Records from a data collection:
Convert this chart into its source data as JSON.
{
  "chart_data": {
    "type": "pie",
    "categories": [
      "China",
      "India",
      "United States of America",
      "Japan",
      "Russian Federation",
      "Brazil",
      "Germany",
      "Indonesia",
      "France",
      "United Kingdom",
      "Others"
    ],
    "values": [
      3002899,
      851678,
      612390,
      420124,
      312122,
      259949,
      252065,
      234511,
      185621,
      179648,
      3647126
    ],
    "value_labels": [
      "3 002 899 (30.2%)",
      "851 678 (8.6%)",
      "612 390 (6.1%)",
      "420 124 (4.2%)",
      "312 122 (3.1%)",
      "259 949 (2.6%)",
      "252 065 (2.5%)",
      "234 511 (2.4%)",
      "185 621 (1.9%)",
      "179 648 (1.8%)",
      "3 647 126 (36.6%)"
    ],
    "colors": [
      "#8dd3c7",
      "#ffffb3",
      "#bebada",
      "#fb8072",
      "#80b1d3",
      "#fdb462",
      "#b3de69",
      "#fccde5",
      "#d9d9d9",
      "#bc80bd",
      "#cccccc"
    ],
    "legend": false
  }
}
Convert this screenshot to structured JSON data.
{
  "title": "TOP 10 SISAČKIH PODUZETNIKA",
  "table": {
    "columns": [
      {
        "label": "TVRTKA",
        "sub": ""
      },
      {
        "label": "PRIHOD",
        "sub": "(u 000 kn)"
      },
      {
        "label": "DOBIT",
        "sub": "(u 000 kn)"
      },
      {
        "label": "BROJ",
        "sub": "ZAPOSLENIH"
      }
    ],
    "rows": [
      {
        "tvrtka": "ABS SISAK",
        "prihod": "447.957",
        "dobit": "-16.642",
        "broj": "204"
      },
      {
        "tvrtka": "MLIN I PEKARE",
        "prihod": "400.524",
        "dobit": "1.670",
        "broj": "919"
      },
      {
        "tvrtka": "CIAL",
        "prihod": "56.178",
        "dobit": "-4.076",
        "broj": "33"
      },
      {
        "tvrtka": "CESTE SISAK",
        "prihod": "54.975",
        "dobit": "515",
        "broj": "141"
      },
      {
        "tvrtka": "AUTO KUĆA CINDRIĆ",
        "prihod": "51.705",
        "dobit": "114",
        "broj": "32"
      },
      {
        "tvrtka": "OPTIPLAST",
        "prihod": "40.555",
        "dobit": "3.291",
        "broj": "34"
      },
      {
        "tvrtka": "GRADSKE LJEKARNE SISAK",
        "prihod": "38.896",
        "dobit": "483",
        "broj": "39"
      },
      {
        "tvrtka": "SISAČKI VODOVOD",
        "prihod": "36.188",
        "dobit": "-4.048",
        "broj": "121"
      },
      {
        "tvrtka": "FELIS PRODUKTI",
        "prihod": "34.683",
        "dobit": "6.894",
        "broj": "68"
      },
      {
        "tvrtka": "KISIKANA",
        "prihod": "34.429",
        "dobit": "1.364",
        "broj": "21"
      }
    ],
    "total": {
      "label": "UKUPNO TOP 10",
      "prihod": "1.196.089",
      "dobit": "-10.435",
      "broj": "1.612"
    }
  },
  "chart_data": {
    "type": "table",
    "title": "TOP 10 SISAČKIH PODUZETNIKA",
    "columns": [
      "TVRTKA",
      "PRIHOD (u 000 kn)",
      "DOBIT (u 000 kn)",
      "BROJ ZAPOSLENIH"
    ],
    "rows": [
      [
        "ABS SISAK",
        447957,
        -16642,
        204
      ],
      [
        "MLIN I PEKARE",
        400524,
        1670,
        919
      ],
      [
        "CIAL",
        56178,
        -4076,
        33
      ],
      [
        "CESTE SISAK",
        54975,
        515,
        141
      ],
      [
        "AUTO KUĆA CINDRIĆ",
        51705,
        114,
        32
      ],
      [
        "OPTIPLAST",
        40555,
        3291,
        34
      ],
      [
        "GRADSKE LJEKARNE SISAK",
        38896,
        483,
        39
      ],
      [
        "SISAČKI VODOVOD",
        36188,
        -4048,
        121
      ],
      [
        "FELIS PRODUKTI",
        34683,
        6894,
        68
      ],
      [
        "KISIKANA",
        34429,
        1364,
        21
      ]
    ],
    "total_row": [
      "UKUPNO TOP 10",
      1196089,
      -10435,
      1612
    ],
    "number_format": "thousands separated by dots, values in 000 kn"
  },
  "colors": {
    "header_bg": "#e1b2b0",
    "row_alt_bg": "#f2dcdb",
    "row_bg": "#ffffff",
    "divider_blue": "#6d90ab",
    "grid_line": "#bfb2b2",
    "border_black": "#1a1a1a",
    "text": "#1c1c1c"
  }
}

Brief:
How many lines of the data hold the string "United"? Reply with the number alone.

Solved problem:
2